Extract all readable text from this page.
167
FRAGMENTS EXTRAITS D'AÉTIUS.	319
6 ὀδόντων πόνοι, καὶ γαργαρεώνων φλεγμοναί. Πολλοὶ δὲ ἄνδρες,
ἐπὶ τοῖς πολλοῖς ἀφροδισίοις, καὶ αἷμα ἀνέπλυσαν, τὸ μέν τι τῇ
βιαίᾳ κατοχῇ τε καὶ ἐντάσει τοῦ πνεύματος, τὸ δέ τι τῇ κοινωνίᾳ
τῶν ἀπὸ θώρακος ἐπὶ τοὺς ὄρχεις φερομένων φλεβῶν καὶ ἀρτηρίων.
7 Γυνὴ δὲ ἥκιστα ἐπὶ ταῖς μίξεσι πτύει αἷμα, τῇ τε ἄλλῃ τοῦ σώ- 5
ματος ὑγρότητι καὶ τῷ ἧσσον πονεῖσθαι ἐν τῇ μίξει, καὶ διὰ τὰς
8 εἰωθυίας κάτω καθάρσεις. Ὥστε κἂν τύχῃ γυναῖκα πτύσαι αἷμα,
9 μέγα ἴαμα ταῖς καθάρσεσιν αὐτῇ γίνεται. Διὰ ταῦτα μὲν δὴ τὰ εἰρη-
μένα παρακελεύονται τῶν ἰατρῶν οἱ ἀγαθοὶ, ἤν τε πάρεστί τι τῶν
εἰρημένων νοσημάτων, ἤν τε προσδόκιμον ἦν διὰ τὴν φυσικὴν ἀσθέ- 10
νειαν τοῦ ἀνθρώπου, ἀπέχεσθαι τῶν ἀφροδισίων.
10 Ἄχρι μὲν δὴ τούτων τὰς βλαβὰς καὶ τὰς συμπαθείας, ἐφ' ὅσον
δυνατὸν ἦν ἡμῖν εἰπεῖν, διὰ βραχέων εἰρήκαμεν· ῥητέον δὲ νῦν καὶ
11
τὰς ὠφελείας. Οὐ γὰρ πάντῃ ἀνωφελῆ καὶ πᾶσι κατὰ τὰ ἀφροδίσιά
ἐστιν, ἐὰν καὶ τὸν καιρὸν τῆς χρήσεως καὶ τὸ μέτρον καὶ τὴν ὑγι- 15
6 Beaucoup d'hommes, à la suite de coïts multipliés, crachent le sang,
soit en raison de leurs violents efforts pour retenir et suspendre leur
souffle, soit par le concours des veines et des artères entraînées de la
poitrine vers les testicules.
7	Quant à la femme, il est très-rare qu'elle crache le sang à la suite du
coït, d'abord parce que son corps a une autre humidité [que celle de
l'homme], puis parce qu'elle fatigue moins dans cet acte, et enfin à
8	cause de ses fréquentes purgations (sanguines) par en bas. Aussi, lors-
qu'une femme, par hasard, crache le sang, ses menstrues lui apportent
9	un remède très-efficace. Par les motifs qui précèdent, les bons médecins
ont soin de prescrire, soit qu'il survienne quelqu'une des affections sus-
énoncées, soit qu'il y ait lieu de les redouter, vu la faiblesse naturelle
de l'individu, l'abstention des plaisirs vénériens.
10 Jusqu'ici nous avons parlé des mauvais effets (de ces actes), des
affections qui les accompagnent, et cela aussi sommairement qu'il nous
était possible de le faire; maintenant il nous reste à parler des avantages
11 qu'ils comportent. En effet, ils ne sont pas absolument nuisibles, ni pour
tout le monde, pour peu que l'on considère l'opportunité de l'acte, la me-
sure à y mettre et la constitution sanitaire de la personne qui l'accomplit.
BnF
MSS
··········
■ **JOB**: Reproduce all of the data exactly as given.

■ **PROBLEM SOLUTION**:
Extract all readable text from this page.
167
FRAGMENTS EXTRAITS D'AÉTIUS.	319
6 ὀδόντων πόνοι, καὶ γαργαρεώνων φλεγμοναί. Πολλοὶ δὲ ἄνδρες,
ἐπὶ τοῖς πολλοῖς ἀφροδισίοις, καὶ αἷμα ἀνέπλυσαν, τὸ μέν τι τῇ
βιαίᾳ κατοχῇ τε καὶ ἐντάσει τοῦ πνεύματος, τὸ δέ τι τῇ κοινωνίᾳ
τῶν ἀπὸ θώρακος ἐπὶ τοὺς ὄρχεις φερομένων φλεβῶν καὶ ἀρτηρίων.
7 Γυνὴ δὲ ἥκιστα ἐπὶ ταῖς μίξεσι πτύει αἷμα, τῇ τε ἄλλῃ τοῦ σώ- 5
ματος ὑγρότητι καὶ τῷ ἧσσον πονεῖσθαι ἐν τῇ μίξει, καὶ διὰ τὰς
8 εἰωθυίας κάτω καθάρσεις. Ὥστε κἂν τύχῃ γυναῖκα πτύσαι αἷμα,
9 μέγα ἴαμα ταῖς καθάρσεσιν αὐτῇ γίνεται. Διὰ ταῦτα μὲν δὴ τὰ εἰρη-
μένα παρακελεύονται τῶν ἰατρῶν οἱ ἀγαθοὶ, ἤν τε πάρεστί τι τῶν
εἰρημένων νοσημάτων, ἤν τε προσδόκιμον ἦν διὰ τὴν φυσικὴν ἀσθέ- 10
νειαν τοῦ ἀνθρώπου, ἀπέχεσθαι τῶν ἀφροδισίων.
10 Ἄχρι μὲν δὴ τούτων τὰς βλαβὰς καὶ τὰς συμπαθείας, ἐφ' ὅσον
δυνατὸν ἦν ἡμῖν εἰπεῖν, διὰ βραχέων εἰρήκαμεν· ῥητέον δὲ νῦν καὶ
11
τὰς ὠφελείας. Οὐ γὰρ πάντῃ ἀνωφελῆ καὶ πᾶσι κατὰ τὰ ἀφροδίσιά
ἐστιν, ἐὰν καὶ τὸν καιρὸν τῆς χρήσεως καὶ τὸ μέτρον καὶ τὴν ὑγι- 15
6 Beaucoup d'hommes, à la suite de coïts multipliés, crachent le sang,
soit en raison de leurs violents efforts pour retenir et suspendre leur
souffle, soit par le concours des veines et des artères entraînées de la
poitrine vers les testicules.
7	Quant à la femme, il est très-rare qu'elle crache le sang à la suite du
coït, d'abord parce que son corps a une autre humidité [que celle de
l'homme], puis parce qu'elle fatigue moins dans cet acte, et enfin à
8	cause de ses fréquentes purgations (sanguines) par en bas. Aussi, lors-
qu'une femme, par hasard, crache le sang, ses menstrues lui apportent
9	un remède très-efficace. Par les motifs qui précèdent, les bons médecins
ont soin de prescrire, soit qu'il survienne quelqu'une des affections sus-
énoncées, soit qu'il y ait lieu de les redouter, vu la faiblesse naturelle
de l'individu, l'abstention des plaisirs vénériens.
10 Jusqu'ici nous avons parlé des mauvais effets (de ces actes), des
affections qui les accompagnent, et cela aussi sommairement qu'il nous
était possible de le faire; maintenant il nous reste à parler des avantages
11 qu'ils comportent. En effet, ils ne sont pas absolument nuisibles, ni pour
tout le monde, pour peu que l'on considère l'opportunité de l'acte, la me-
sure à y mettre et la constitution sanitaire de la personne qui l'accomplit.
BnF
MSS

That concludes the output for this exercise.